- [To do]: Reproduce the listing word for word, leaving every picture behind.

- [Record extracts]:
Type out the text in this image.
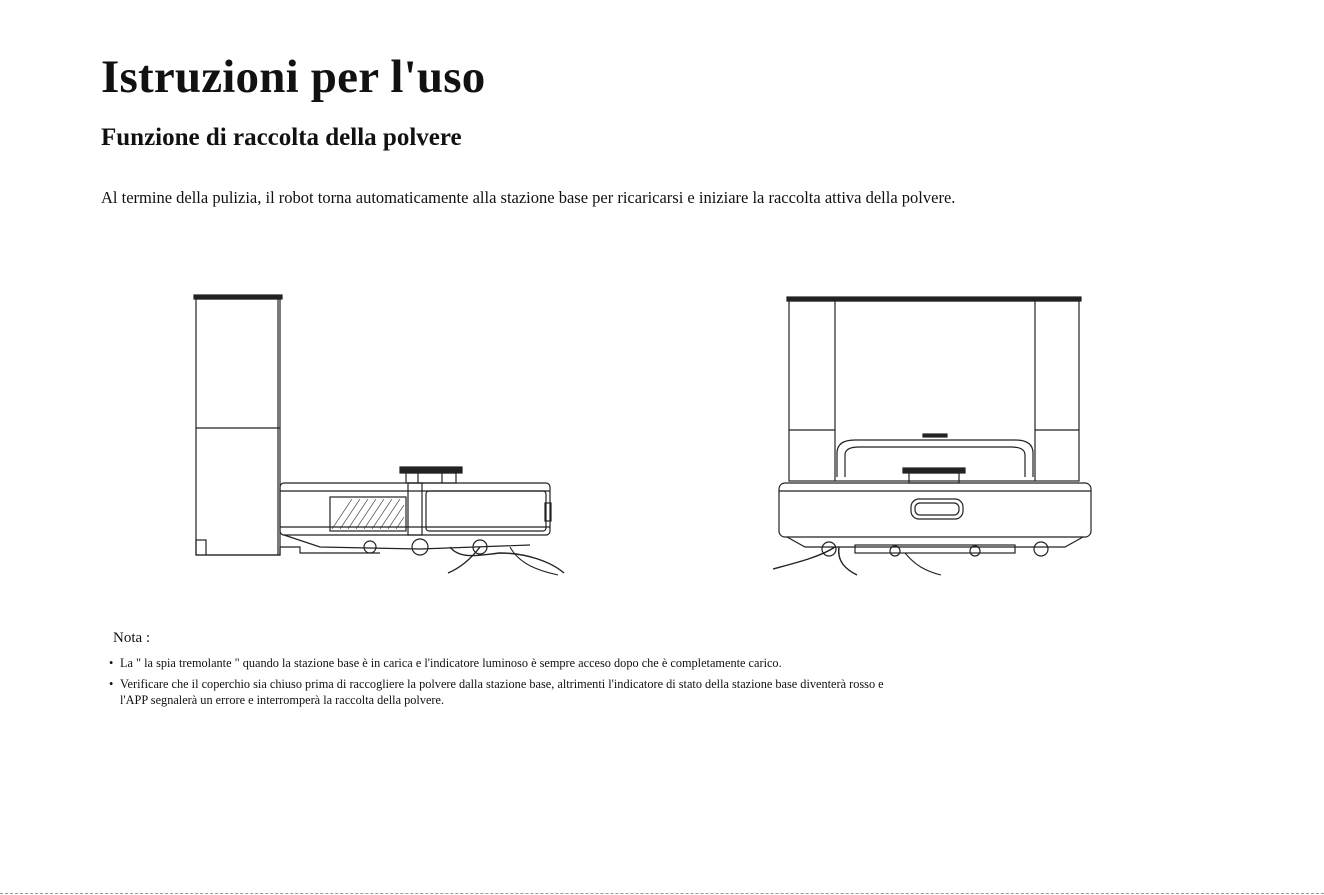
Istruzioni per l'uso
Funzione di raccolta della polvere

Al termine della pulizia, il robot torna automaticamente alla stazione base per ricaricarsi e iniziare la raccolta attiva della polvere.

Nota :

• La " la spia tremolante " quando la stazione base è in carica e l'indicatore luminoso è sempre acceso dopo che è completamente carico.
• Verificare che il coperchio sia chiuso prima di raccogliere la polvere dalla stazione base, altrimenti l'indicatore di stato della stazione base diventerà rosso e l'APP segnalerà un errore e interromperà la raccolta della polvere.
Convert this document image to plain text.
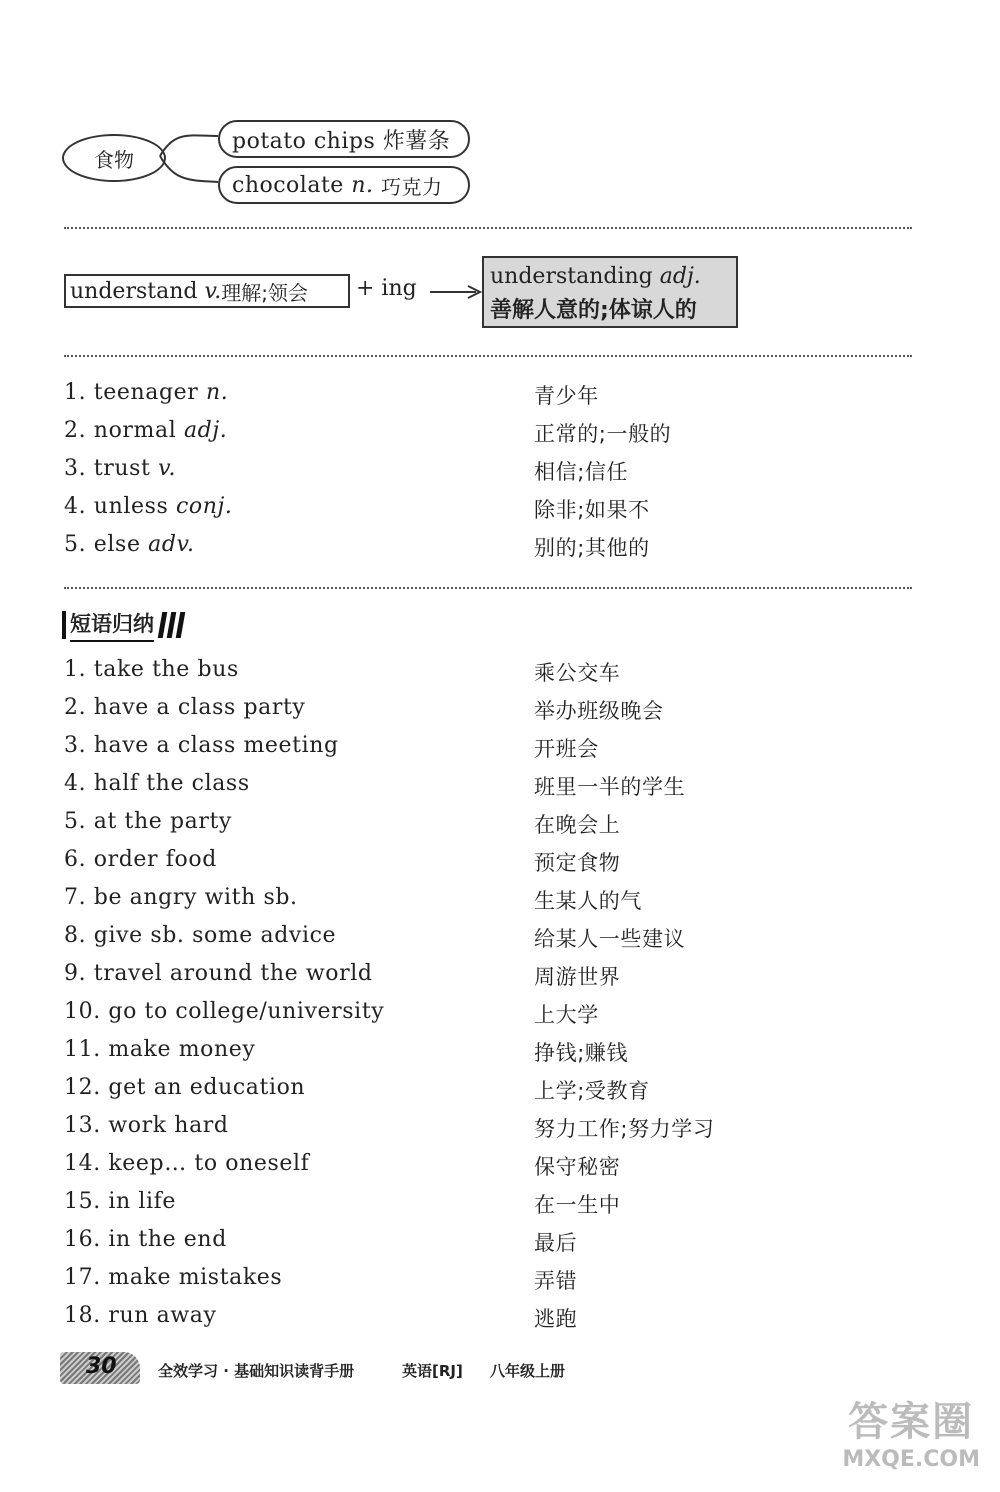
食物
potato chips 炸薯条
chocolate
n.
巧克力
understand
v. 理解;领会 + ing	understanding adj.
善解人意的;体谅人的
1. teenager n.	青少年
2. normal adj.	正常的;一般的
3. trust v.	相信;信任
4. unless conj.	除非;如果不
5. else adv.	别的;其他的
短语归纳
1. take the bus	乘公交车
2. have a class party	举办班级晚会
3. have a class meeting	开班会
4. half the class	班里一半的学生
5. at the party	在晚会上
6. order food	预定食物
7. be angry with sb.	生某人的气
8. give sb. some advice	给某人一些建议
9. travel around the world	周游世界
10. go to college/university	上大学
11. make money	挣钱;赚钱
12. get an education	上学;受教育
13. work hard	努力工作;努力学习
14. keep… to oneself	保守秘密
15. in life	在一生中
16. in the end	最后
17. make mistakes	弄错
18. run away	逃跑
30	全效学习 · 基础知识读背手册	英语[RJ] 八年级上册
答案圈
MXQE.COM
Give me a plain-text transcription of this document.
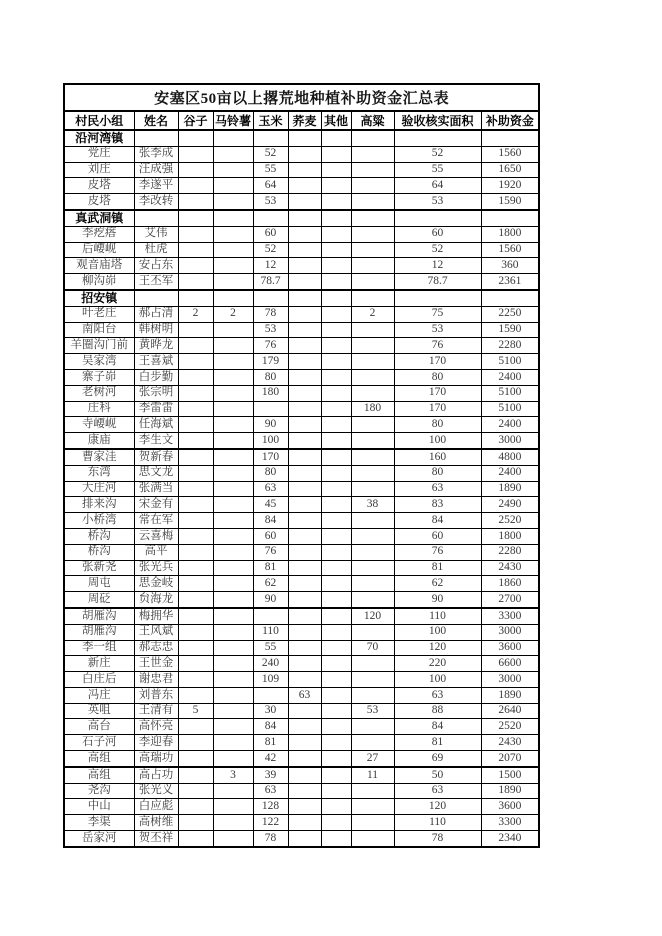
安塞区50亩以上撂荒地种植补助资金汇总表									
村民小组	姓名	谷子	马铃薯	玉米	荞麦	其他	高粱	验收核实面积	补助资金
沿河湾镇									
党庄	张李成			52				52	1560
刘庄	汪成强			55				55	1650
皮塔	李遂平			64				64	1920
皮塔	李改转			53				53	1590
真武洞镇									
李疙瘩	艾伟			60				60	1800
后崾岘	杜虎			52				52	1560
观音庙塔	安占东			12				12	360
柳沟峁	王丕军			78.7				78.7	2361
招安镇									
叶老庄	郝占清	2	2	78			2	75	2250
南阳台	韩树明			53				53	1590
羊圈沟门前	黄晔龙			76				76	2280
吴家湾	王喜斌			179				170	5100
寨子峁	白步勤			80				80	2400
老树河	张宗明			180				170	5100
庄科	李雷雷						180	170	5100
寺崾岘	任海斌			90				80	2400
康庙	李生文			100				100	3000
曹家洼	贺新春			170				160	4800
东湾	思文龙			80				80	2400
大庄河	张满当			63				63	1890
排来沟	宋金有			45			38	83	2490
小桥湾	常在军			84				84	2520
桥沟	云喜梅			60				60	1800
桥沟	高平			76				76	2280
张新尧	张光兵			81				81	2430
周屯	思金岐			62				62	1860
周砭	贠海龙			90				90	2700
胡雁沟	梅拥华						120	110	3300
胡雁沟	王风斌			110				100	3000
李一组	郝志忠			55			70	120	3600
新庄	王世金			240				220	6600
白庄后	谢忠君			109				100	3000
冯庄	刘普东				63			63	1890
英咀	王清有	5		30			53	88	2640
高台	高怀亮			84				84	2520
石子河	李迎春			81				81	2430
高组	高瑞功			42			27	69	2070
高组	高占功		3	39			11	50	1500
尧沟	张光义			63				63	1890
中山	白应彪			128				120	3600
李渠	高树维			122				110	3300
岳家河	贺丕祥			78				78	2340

- [Answer to the task]:
Type out the text in this image.
Istruzioni per l'uso
Funzione di raccolta della polvere

Al termine della pulizia, il robot torna automaticamente alla stazione base per ricaricarsi e iniziare la raccolta attiva della polvere.

Nota :

• La " la spia tremolante " quando la stazione base è in carica e l'indicatore luminoso è sempre acceso dopo che è completamente carico.
• Verificare che il coperchio sia chiuso prima di raccogliere la polvere dalla stazione base, altrimenti l'indicatore di stato della stazione base diventerà rosso e l'APP segnalerà un errore e interromperà la raccolta della polvere.
Convert this document image to plain text.
食物
potato chips 炸薯条
chocolate
n.
巧克力
understand
v. 理解;领会 + ing	understanding adj.
善解人意的;体谅人的
1. teenager n.	青少年
2. normal adj.	正常的;一般的
3. trust v.	相信;信任
4. unless conj.	除非;如果不
5. else adv.	别的;其他的
短语归纳
1. take the bus	乘公交车
2. have a class party	举办班级晚会
3. have a class meeting	开班会
4. half the class	班里一半的学生
5. at the party	在晚会上
6. order food	预定食物
7. be angry with sb.	生某人的气
8. give sb. some advice	给某人一些建议
9. travel around the world	周游世界
10. go to college/university	上大学
11. make money	挣钱;赚钱
12. get an education	上学;受教育
13. work hard	努力工作;努力学习
14. keep… to oneself	保守秘密
15. in life	在一生中
16. in the end	最后
17. make mistakes	弄错
18. run away	逃跑
30	全效学习 · 基础知识读背手册	英语[RJ] 八年级上册
答案圈
MXQE.COM
Give me a plain-text transcription of this document.
安塞区50亩以上撂荒地种植补助资金汇总表									
村民小组	姓名	谷子	马铃薯	玉米	荞麦	其他	高粱	验收核实面积	补助资金
沿河湾镇									
党庄	张李成			52				52	1560
刘庄	汪成强			55				55	1650
皮塔	李遂平			64				64	1920
皮塔	李改转			53				53	1590
真武洞镇									
李疙瘩	艾伟			60				60	1800
后崾岘	杜虎			52				52	1560
观音庙塔	安占东			12				12	360
柳沟峁	王丕军			78.7				78.7	2361
招安镇									
叶老庄	郝占清	2	2	78			2	75	2250
南阳台	韩树明			53				53	1590
羊圈沟门前	黄晔龙			76				76	2280
吴家湾	王喜斌			179				170	5100
寨子峁	白步勤			80				80	2400
老树河	张宗明			180				170	5100
庄科	李雷雷						180	170	5100
寺崾岘	任海斌			90				80	2400
康庙	李生文			100				100	3000
曹家洼	贺新春			170				160	4800
东湾	思文龙			80				80	2400
大庄河	张满当			63				63	1890
排来沟	宋金有			45			38	83	2490
小桥湾	常在军			84				84	2520
桥沟	云喜梅			60				60	1800
桥沟	高平			76				76	2280
张新尧	张光兵			81				81	2430
周屯	思金岐			62				62	1860
周砭	贠海龙			90				90	2700
胡雁沟	梅拥华						120	110	3300
胡雁沟	王风斌			110				100	3000
李一组	郝志忠			55			70	120	3600
新庄	王世金			240				220	6600
白庄后	谢忠君			109				100	3000
冯庄	刘普东				63			63	1890
英咀	王清有	5		30			53	88	2640
高台	高怀亮			84				84	2520
石子河	李迎春			81				81	2430
高组	高瑞功			42			27	69	2070
高组	高占功		3	39			11	50	1500
尧沟	张光义			63				63	1890
中山	白应彪			128				120	3600
李渠	高树维			122				110	3300
岳家河	贺丕祥			78				78	2340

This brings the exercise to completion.